Stored data —
★ ★ ★ ★ ★
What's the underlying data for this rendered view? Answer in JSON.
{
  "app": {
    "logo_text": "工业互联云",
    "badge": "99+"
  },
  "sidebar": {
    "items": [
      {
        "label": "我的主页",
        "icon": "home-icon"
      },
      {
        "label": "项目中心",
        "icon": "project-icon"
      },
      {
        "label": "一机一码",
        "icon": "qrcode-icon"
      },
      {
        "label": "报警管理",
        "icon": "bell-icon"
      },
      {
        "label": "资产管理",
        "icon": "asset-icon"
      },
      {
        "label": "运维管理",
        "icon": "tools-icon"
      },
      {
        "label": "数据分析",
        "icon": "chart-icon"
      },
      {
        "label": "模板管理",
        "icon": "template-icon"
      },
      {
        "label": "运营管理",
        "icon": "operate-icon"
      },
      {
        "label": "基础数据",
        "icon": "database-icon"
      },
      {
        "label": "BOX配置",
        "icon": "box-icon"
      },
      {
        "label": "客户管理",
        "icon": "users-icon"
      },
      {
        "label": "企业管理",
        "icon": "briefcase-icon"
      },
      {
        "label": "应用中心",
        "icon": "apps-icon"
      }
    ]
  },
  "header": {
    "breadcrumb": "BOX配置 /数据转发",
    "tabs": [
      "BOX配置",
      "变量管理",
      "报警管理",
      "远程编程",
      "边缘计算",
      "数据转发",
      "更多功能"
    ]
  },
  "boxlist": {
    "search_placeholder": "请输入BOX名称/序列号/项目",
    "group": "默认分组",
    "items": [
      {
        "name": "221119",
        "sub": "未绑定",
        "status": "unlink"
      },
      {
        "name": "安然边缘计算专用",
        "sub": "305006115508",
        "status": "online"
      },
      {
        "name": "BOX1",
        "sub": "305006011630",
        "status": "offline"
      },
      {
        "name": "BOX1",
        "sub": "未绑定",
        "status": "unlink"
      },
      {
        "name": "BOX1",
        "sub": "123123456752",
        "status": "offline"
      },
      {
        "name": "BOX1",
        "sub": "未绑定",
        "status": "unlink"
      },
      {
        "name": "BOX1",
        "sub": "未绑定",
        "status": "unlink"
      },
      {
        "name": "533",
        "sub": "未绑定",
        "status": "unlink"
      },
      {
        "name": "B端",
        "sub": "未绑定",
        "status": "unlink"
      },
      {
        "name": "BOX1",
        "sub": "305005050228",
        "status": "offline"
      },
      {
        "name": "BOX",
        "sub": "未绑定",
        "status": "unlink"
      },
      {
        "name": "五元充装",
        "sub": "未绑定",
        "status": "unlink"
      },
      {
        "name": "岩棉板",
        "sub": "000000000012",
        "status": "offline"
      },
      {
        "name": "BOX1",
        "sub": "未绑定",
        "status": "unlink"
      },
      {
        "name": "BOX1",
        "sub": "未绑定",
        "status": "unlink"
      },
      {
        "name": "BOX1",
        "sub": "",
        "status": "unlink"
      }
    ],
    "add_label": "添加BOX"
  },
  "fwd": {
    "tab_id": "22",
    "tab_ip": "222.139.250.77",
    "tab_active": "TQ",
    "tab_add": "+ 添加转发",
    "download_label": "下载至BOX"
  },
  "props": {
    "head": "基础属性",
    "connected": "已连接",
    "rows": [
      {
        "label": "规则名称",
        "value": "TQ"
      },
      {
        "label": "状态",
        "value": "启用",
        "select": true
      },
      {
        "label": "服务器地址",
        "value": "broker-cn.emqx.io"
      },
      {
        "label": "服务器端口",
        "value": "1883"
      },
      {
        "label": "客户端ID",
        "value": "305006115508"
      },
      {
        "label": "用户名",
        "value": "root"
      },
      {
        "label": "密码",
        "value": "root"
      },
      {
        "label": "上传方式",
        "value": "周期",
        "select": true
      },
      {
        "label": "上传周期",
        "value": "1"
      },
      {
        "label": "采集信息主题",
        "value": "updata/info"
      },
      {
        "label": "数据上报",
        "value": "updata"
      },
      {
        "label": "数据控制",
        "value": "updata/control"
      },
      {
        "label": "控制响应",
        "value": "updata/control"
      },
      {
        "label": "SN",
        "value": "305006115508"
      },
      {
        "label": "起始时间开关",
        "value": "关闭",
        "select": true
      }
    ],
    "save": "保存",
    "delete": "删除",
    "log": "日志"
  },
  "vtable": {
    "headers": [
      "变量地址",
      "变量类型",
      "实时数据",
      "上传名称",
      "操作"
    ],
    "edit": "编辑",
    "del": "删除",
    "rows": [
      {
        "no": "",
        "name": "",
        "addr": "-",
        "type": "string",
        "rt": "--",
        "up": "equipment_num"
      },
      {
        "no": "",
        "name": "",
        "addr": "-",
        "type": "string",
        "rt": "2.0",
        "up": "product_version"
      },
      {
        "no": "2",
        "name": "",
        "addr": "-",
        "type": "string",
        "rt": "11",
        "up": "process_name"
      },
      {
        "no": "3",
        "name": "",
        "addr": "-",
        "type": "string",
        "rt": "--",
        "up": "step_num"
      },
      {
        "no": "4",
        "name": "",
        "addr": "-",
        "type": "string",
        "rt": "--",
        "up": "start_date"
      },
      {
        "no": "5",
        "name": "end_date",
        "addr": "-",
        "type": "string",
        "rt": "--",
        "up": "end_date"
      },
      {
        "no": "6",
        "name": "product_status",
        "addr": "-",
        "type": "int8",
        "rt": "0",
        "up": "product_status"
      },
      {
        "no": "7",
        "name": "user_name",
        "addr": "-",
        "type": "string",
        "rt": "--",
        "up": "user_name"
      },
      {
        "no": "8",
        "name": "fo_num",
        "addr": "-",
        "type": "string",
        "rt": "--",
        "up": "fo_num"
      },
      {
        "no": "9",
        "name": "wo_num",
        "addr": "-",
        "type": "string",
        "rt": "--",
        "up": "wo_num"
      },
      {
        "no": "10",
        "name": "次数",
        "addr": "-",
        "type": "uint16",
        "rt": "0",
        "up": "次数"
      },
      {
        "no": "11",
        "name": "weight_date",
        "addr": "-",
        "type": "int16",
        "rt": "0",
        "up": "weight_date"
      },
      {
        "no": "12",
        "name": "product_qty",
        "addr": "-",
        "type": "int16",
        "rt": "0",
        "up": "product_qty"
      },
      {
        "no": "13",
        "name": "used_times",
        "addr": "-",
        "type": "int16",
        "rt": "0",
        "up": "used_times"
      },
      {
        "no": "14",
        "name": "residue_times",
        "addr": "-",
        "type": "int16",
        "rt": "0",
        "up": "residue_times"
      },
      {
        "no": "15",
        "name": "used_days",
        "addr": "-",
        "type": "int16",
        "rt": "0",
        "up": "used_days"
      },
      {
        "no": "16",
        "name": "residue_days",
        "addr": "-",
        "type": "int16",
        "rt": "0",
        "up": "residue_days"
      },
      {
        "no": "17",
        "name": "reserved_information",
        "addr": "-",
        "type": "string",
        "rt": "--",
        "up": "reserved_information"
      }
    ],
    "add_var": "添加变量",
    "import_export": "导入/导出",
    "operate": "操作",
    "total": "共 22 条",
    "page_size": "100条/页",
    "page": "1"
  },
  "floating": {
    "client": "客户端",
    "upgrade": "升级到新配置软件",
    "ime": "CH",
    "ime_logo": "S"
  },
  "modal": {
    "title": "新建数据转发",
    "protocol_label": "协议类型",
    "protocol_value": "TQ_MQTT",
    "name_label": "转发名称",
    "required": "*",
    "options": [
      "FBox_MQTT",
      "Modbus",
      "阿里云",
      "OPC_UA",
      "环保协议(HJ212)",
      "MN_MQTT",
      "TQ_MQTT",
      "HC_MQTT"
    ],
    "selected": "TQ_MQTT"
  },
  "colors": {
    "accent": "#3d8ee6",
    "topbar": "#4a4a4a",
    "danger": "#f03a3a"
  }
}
★ ★ ★ ★ ★
What to produce —
Print all of the entries exactly as they are written.

Output of the task —
What's the underlying data for this rendered view? Answer in JSON.
{
  "app": {
    "logo_text": "工业互联云",
    "badge": "99+"
  },
  "sidebar": {
    "items": [
      {
        "label": "我的主页",
        "icon": "home-icon"
      },
      {
        "label": "项目中心",
        "icon": "project-icon"
      },
      {
        "label": "一机一码",
        "icon": "qrcode-icon"
      },
      {
        "label": "报警管理",
        "icon": "bell-icon"
      },
      {
        "label": "资产管理",
        "icon": "asset-icon"
      },
      {
        "label": "运维管理",
        "icon": "tools-icon"
      },
      {
        "label": "数据分析",
        "icon": "chart-icon"
      },
      {
        "label": "模板管理",
        "icon": "template-icon"
      },
      {
        "label": "运营管理",
        "icon": "operate-icon"
      },
      {
        "label": "基础数据",
        "icon": "database-icon"
      },
      {
        "label": "BOX配置",
        "icon": "box-icon"
      },
      {
        "label": "客户管理",
        "icon": "users-icon"
      },
      {
        "label": "企业管理",
        "icon": "briefcase-icon"
      },
      {
        "label": "应用中心",
        "icon": "apps-icon"
      }
    ]
  },
  "header": {
    "breadcrumb": "BOX配置 /数据转发",
    "tabs": [
      "BOX配置",
      "变量管理",
      "报警管理",
      "远程编程",
      "边缘计算",
      "数据转发",
      "更多功能"
    ]
  },
  "boxlist": {
    "search_placeholder": "请输入BOX名称/序列号/项目",
    "group": "默认分组",
    "items": [
      {
        "name": "221119",
        "sub": "未绑定",
        "status": "unlink"
      },
      {
        "name": "安然边缘计算专用",
        "sub": "305006115508",
        "status": "online"
      },
      {
        "name": "BOX1",
        "sub": "305006011630",
        "status": "offline"
      },
      {
        "name": "BOX1",
        "sub": "未绑定",
        "status": "unlink"
      },
      {
        "name": "BOX1",
        "sub": "123123456752",
        "status": "offline"
      },
      {
        "name": "BOX1",
        "sub": "未绑定",
        "status": "unlink"
      },
      {
        "name": "BOX1",
        "sub": "未绑定",
        "status": "unlink"
      },
      {
        "name": "533",
        "sub": "未绑定",
        "status": "unlink"
      },
      {
        "name": "B端",
        "sub": "未绑定",
        "status": "unlink"
      },
      {
        "name": "BOX1",
        "sub": "305005050228",
        "status": "offline"
      },
      {
        "name": "BOX",
        "sub": "未绑定",
        "status": "unlink"
      },
      {
        "name": "五元充装",
        "sub": "未绑定",
        "status": "unlink"
      },
      {
        "name": "岩棉板",
        "sub": "000000000012",
        "status": "offline"
      },
      {
        "name": "BOX1",
        "sub": "未绑定",
        "status": "unlink"
      },
      {
        "name": "BOX1",
        "sub": "未绑定",
        "status": "unlink"
      },
      {
        "name": "BOX1",
        "sub": "",
        "status": "unlink"
      }
    ],
    "add_label": "添加BOX"
  },
  "fwd": {
    "tab_id": "22",
    "tab_ip": "222.139.250.77",
    "tab_active": "TQ",
    "tab_add": "+ 添加转发",
    "download_label": "下载至BOX"
  },
  "props": {
    "head": "基础属性",
    "connected": "已连接",
    "rows": [
      {
        "label": "规则名称",
        "value": "TQ"
      },
      {
        "label": "状态",
        "value": "启用",
        "select": true
      },
      {
        "label": "服务器地址",
        "value": "broker-cn.emqx.io"
      },
      {
        "label": "服务器端口",
        "value": "1883"
      },
      {
        "label": "客户端ID",
        "value": "305006115508"
      },
      {
        "label": "用户名",
        "value": "root"
      },
      {
        "label": "密码",
        "value": "root"
      },
      {
        "label": "上传方式",
        "value": "周期",
        "select": true
      },
      {
        "label": "上传周期",
        "value": "1"
      },
      {
        "label": "采集信息主题",
        "value": "updata/info"
      },
      {
        "label": "数据上报",
        "value": "updata"
      },
      {
        "label": "数据控制",
        "value": "updata/control"
      },
      {
        "label": "控制响应",
        "value": "updata/control"
      },
      {
        "label": "SN",
        "value": "305006115508"
      },
      {
        "label": "起始时间开关",
        "value": "关闭",
        "select": true
      }
    ],
    "save": "保存",
    "delete": "删除",
    "log": "日志"
  },
  "vtable": {
    "headers": [
      "变量地址",
      "变量类型",
      "实时数据",
      "上传名称",
      "操作"
    ],
    "edit": "编辑",
    "del": "删除",
    "rows": [
      {
        "no": "",
        "name": "",
        "addr": "-",
        "type": "string",
        "rt": "--",
        "up": "equipment_num"
      },
      {
        "no": "",
        "name": "",
        "addr": "-",
        "type": "string",
        "rt": "2.0",
        "up": "product_version"
      },
      {
        "no": "2",
        "name": "",
        "addr": "-",
        "type": "string",
        "rt": "11",
        "up": "process_name"
      },
      {
        "no": "3",
        "name": "",
        "addr": "-",
        "type": "string",
        "rt": "--",
        "up": "step_num"
      },
      {
        "no": "4",
        "name": "",
        "addr": "-",
        "type": "string",
        "rt": "--",
        "up": "start_date"
      },
      {
        "no": "5",
        "name": "end_date",
        "addr": "-",
        "type": "string",
        "rt": "--",
        "up": "end_date"
      },
      {
        "no": "6",
        "name": "product_status",
        "addr": "-",
        "type": "int8",
        "rt": "0",
        "up": "product_status"
      },
      {
        "no": "7",
        "name": "user_name",
        "addr": "-",
        "type": "string",
        "rt": "--",
        "up": "user_name"
      },
      {
        "no": "8",
        "name": "fo_num",
        "addr": "-",
        "type": "string",
        "rt": "--",
        "up": "fo_num"
      },
      {
        "no": "9",
        "name": "wo_num",
        "addr": "-",
        "type": "string",
        "rt": "--",
        "up": "wo_num"
      },
      {
        "no": "10",
        "name": "次数",
        "addr": "-",
        "type": "uint16",
        "rt": "0",
        "up": "次数"
      },
      {
        "no": "11",
        "name": "weight_date",
        "addr": "-",
        "type": "int16",
        "rt": "0",
        "up": "weight_date"
      },
      {
        "no": "12",
        "name": "product_qty",
        "addr": "-",
        "type": "int16",
        "rt": "0",
        "up": "product_qty"
      },
      {
        "no": "13",
        "name": "used_times",
        "addr": "-",
        "type": "int16",
        "rt": "0",
        "up": "used_times"
      },
      {
        "no": "14",
        "name": "residue_times",
        "addr": "-",
        "type": "int16",
        "rt": "0",
        "up": "residue_times"
      },
      {
        "no": "15",
        "name": "used_days",
        "addr": "-",
        "type": "int16",
        "rt": "0",
        "up": "used_days"
      },
      {
        "no": "16",
        "name": "residue_days",
        "addr": "-",
        "type": "int16",
        "rt": "0",
        "up": "residue_days"
      },
      {
        "no": "17",
        "name": "reserved_information",
        "addr": "-",
        "type": "string",
        "rt": "--",
        "up": "reserved_information"
      }
    ],
    "add_var": "添加变量",
    "import_export": "导入/导出",
    "operate": "操作",
    "total": "共 22 条",
    "page_size": "100条/页",
    "page": "1"
  },
  "floating": {
    "client": "客户端",
    "upgrade": "升级到新配置软件",
    "ime": "CH",
    "ime_logo": "S"
  },
  "modal": {
    "title": "新建数据转发",
    "protocol_label": "协议类型",
    "protocol_value": "TQ_MQTT",
    "name_label": "转发名称",
    "required": "*",
    "options": [
      "FBox_MQTT",
      "Modbus",
      "阿里云",
      "OPC_UA",
      "环保协议(HJ212)",
      "MN_MQTT",
      "TQ_MQTT",
      "HC_MQTT"
    ],
    "selected": "TQ_MQTT"
  },
  "colors": {
    "accent": "#3d8ee6",
    "topbar": "#4a4a4a",
    "danger": "#f03a3a"
  }
}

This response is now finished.